[Recorded data]
_ _ _

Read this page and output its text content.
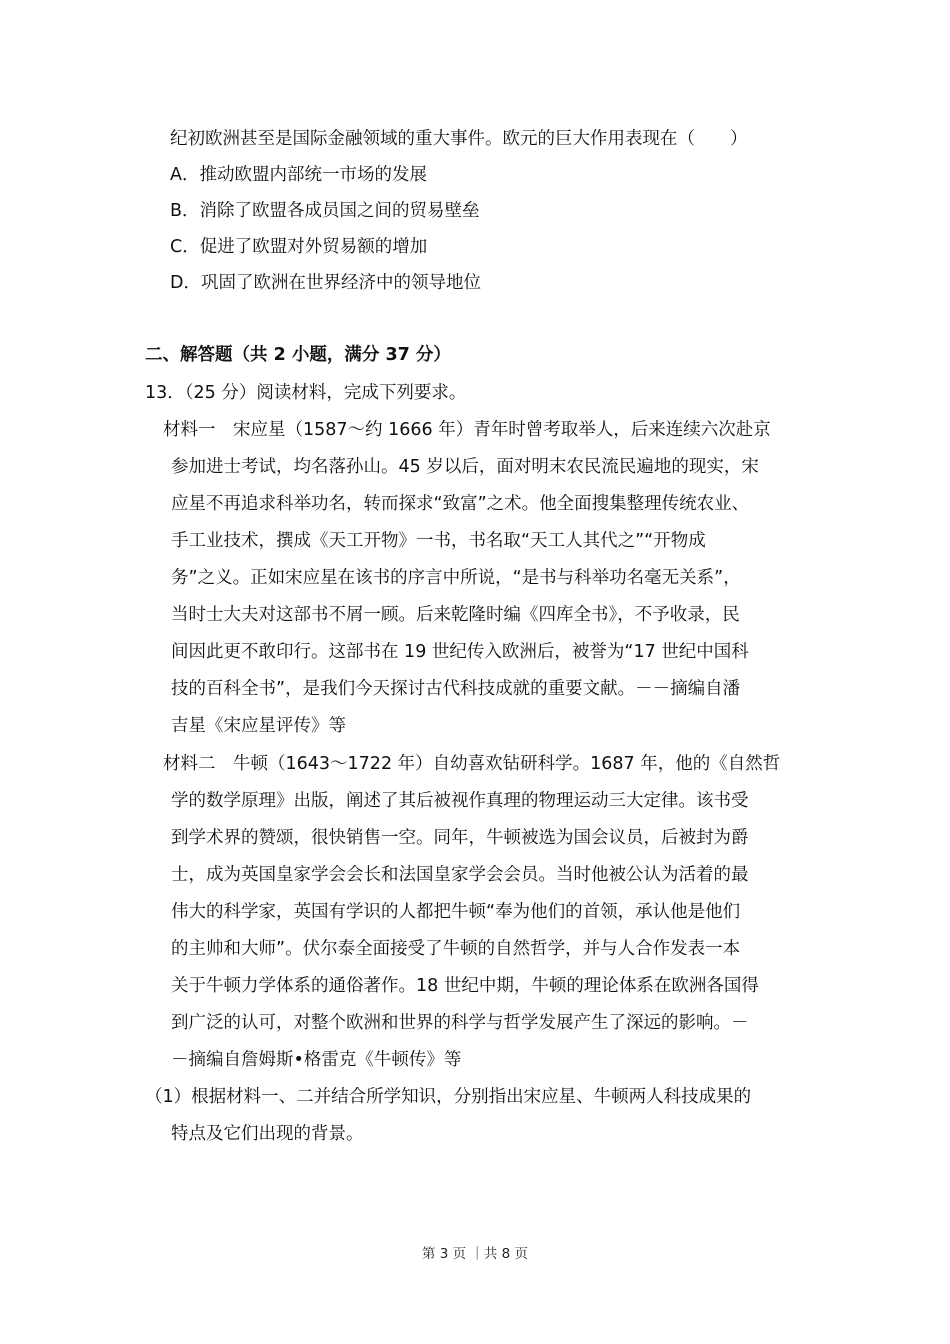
纪初欧洲甚至是国际金融领域的重大事件。欧元的巨大作用表现在（　　）
A．推动欧盟内部统一市场的发展
B．消除了欧盟各成员国之间的贸易壁垒
C．促进了欧盟对外贸易额的增加
D．巩固了欧洲在世界经济中的领导地位
二、解答题（共 2 小题，满分 37 分）
13．（25 分）阅读材料，完成下列要求。
材料一　宋应星（1587～约 1666 年）青年时曾考取举人，后来连续六次赴京
参加进士考试，均名落孙山。45 岁以后，面对明末农民流民遍地的现实，宋
应星不再追求科举功名，转而探求“致富”之术。他全面搜集整理传统农业、
手工业技术，撰成《天工开物》一书，书名取“天工人其代之”“开物成
务”之义。正如宋应星在该书的序言中所说，“是书与科举功名毫无关系”，
当时士大夫对这部书不屑一顾。后来乾隆时编《四库全书》，不予收录，民
间因此更不敢印行。这部书在 19 世纪传入欧洲后，被誉为“17 世纪中国科
技的百科全书”，是我们今天探讨古代科技成就的重要文献。－－摘编自潘
吉星《宋应星评传》等
材料二　牛顿（1643～1722 年）自幼喜欢钻研科学。1687 年，他的《自然哲
学的数学原理》出版，阐述了其后被视作真理的物理运动三大定律。该书受
到学术界的赞颂，很快销售一空。同年，牛顿被选为国会议员，后被封为爵
士，成为英国皇家学会会长和法国皇家学会会员。当时他被公认为活着的最
伟大的科学家，英国有学识的人都把牛顿“奉为他们的首领，承认他是他们
的主帅和大师”。伏尔泰全面接受了牛顿的自然哲学，并与人合作发表一本
关于牛顿力学体系的通俗著作。18 世纪中期，牛顿的理论体系在欧洲各国得
到广泛的认可，对整个欧洲和世界的科学与哲学发展产生了深远的影响。－
－摘编自詹姆斯•格雷克《牛顿传》等
（1）根据材料一、二并结合所学知识，分别指出宋应星、牛顿两人科技成果的
特点及它们出现的背景。
第 3 页 ｜共 8 页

_ _ _

_AIM_:
Print all entries exactly. The images do not belong in the copy.

_SOLUTION_:
Read this page and output its text content.
纪初欧洲甚至是国际金融领域的重大事件。欧元的巨大作用表现在（　　）
A．推动欧盟内部统一市场的发展
B．消除了欧盟各成员国之间的贸易壁垒
C．促进了欧盟对外贸易额的增加
D．巩固了欧洲在世界经济中的领导地位
二、解答题（共 2 小题，满分 37 分）
13．（25 分）阅读材料，完成下列要求。
材料一　宋应星（1587～约 1666 年）青年时曾考取举人，后来连续六次赴京
参加进士考试，均名落孙山。45 岁以后，面对明末农民流民遍地的现实，宋
应星不再追求科举功名，转而探求“致富”之术。他全面搜集整理传统农业、
手工业技术，撰成《天工开物》一书，书名取“天工人其代之”“开物成
务”之义。正如宋应星在该书的序言中所说，“是书与科举功名毫无关系”，
当时士大夫对这部书不屑一顾。后来乾隆时编《四库全书》，不予收录，民
间因此更不敢印行。这部书在 19 世纪传入欧洲后，被誉为“17 世纪中国科
技的百科全书”，是我们今天探讨古代科技成就的重要文献。－－摘编自潘
吉星《宋应星评传》等
材料二　牛顿（1643～1722 年）自幼喜欢钻研科学。1687 年，他的《自然哲
学的数学原理》出版，阐述了其后被视作真理的物理运动三大定律。该书受
到学术界的赞颂，很快销售一空。同年，牛顿被选为国会议员，后被封为爵
士，成为英国皇家学会会长和法国皇家学会会员。当时他被公认为活着的最
伟大的科学家，英国有学识的人都把牛顿“奉为他们的首领，承认他是他们
的主帅和大师”。伏尔泰全面接受了牛顿的自然哲学，并与人合作发表一本
关于牛顿力学体系的通俗著作。18 世纪中期，牛顿的理论体系在欧洲各国得
到广泛的认可，对整个欧洲和世界的科学与哲学发展产生了深远的影响。－
－摘编自詹姆斯•格雷克《牛顿传》等
（1）根据材料一、二并结合所学知识，分别指出宋应星、牛顿两人科技成果的
特点及它们出现的背景。
第 3 页 ｜共 8 页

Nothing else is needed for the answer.